(OBJECTIVE): Convert each line of the entries below into a JSON list of strings, one string per line, leaving out blank lines.

(DATA TO PROCESS):

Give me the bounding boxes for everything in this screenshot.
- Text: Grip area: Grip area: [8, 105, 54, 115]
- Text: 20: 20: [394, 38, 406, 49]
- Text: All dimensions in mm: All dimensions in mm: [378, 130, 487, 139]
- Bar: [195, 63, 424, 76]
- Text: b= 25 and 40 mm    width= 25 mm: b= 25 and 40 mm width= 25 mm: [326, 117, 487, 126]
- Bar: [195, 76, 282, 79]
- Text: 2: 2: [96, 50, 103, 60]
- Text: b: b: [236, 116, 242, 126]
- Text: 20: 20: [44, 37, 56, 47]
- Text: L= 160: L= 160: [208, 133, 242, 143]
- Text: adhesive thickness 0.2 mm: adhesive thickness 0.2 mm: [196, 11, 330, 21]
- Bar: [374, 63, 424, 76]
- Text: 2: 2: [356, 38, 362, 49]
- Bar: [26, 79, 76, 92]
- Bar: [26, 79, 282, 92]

(FULL OUTPUT):
[
  "Give me the bounding boxes for everything in this screenshot.",
  "- Text: Grip area: Grip area: [8, 105, 54, 115]",
  "- Text: 20: 20: [394, 38, 406, 49]",
  "- Text: All dimensions in mm: All dimensions in mm: [378, 130, 487, 139]",
  "- Bar: [195, 63, 424, 76]",
  "- Text: b= 25 and 40 mm    width= 25 mm: b= 25 and 40 mm width= 25 mm: [326, 117, 487, 126]",
  "- Bar: [195, 76, 282, 79]",
  "- Text: 2: 2: [96, 50, 103, 60]",
  "- Text: b: b: [236, 116, 242, 126]",
  "- Text: 20: 20: [44, 37, 56, 47]",
  "- Text: L= 160: L= 160: [208, 133, 242, 143]",
  "- Text: adhesive thickness 0.2 mm: adhesive thickness 0.2 mm: [196, 11, 330, 21]",
  "- Bar: [374, 63, 424, 76]",
  "- Text: 2: 2: [356, 38, 362, 49]",
  "- Bar: [26, 79, 76, 92]",
  "- Bar: [26, 79, 282, 92]"
]